• **To be done**
Scan the listing and work out how many lines contain the word "SKTA". Nothing but the number should be given.

• **Entries provided**
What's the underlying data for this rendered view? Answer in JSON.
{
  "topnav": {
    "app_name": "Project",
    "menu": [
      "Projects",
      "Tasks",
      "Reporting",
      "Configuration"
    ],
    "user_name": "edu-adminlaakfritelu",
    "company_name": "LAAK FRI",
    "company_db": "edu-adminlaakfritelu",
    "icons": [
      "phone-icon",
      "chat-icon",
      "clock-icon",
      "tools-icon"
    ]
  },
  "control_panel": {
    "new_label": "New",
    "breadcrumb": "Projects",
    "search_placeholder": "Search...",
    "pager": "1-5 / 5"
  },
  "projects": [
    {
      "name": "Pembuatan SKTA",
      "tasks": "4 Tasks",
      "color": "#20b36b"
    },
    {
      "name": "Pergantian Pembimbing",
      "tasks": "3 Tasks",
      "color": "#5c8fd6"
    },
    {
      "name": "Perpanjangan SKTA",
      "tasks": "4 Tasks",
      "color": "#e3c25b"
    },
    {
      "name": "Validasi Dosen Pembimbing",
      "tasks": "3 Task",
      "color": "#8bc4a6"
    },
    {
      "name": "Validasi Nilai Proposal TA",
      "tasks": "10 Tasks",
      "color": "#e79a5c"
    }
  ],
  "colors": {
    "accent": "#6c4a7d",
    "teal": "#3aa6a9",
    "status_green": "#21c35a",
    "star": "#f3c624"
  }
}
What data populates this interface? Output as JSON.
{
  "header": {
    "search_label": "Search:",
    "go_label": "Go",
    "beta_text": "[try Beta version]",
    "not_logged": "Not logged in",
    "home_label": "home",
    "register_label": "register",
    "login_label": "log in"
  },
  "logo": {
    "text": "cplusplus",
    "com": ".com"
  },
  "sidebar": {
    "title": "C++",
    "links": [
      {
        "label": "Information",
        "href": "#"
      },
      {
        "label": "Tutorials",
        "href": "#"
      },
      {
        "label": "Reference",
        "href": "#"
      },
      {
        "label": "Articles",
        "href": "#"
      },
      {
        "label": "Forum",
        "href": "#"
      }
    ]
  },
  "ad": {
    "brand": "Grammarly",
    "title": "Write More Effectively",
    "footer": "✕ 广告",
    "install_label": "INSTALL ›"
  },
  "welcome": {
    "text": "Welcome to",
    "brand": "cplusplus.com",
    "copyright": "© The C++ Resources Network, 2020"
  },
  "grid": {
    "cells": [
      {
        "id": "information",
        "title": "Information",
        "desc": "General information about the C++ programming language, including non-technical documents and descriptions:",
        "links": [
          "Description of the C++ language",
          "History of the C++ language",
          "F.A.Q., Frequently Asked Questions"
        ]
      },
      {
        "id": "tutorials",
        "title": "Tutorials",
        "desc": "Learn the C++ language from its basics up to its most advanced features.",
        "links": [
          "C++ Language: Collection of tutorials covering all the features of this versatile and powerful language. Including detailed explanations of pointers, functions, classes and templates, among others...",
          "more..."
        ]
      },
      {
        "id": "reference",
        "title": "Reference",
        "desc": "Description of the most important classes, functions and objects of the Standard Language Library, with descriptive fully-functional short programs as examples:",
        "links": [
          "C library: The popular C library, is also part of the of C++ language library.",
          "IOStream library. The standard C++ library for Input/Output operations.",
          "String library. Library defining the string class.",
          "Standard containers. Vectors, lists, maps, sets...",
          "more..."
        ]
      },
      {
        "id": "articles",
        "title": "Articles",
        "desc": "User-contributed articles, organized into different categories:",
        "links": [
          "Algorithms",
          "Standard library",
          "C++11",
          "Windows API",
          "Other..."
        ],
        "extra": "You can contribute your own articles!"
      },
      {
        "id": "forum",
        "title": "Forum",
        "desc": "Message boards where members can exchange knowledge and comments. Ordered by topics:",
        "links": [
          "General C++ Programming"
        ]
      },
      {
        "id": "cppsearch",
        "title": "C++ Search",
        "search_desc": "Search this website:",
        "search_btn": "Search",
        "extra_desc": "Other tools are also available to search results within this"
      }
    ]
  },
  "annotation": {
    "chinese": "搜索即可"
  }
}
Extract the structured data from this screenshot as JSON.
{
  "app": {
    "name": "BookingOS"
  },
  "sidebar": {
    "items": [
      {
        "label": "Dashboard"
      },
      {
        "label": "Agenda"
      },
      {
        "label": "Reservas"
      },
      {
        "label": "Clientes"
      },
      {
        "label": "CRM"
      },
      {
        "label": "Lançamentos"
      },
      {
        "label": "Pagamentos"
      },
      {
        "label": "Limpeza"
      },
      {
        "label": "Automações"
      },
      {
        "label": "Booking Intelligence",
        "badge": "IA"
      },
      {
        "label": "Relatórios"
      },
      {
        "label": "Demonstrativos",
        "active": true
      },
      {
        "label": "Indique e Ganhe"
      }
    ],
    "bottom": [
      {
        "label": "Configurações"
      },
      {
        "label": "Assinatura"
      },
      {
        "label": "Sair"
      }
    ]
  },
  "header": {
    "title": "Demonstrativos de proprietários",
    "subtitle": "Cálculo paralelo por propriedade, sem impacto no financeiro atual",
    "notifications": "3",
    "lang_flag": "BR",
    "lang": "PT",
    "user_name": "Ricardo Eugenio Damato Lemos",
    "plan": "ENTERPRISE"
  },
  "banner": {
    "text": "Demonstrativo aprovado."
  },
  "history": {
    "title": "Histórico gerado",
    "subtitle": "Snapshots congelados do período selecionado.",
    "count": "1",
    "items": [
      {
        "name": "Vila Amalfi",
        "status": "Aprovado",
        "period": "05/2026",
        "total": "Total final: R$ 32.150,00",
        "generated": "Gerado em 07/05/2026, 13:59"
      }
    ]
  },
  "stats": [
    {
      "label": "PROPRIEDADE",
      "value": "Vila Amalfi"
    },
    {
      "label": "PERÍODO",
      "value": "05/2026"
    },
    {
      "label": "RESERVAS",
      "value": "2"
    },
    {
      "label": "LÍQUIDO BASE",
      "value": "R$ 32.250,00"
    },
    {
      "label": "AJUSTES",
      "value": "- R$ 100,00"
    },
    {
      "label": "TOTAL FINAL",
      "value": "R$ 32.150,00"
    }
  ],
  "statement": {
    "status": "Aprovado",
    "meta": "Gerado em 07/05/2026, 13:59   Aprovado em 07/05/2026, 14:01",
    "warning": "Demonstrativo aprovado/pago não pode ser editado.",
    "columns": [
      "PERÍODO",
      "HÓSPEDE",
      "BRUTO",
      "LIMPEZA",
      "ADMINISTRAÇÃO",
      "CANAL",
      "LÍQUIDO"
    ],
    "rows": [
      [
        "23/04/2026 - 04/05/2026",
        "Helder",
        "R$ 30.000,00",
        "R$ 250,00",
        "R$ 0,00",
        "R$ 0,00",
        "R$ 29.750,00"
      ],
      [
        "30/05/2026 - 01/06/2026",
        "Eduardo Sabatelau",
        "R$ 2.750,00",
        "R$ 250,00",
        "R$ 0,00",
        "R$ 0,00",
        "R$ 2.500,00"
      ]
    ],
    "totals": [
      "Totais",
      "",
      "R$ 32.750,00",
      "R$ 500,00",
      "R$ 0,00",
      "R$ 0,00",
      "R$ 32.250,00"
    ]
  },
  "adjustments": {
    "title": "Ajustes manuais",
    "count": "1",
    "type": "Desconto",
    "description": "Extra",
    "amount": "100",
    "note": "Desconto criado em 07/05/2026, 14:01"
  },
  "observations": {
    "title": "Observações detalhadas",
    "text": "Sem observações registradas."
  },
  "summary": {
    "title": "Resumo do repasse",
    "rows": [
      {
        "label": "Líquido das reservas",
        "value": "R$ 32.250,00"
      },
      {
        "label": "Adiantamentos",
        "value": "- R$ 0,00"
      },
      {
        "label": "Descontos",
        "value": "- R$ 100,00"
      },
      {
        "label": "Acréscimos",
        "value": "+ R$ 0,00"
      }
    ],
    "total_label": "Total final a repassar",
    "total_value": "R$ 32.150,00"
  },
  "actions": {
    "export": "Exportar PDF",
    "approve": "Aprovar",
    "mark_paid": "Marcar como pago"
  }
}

• **Output below**
2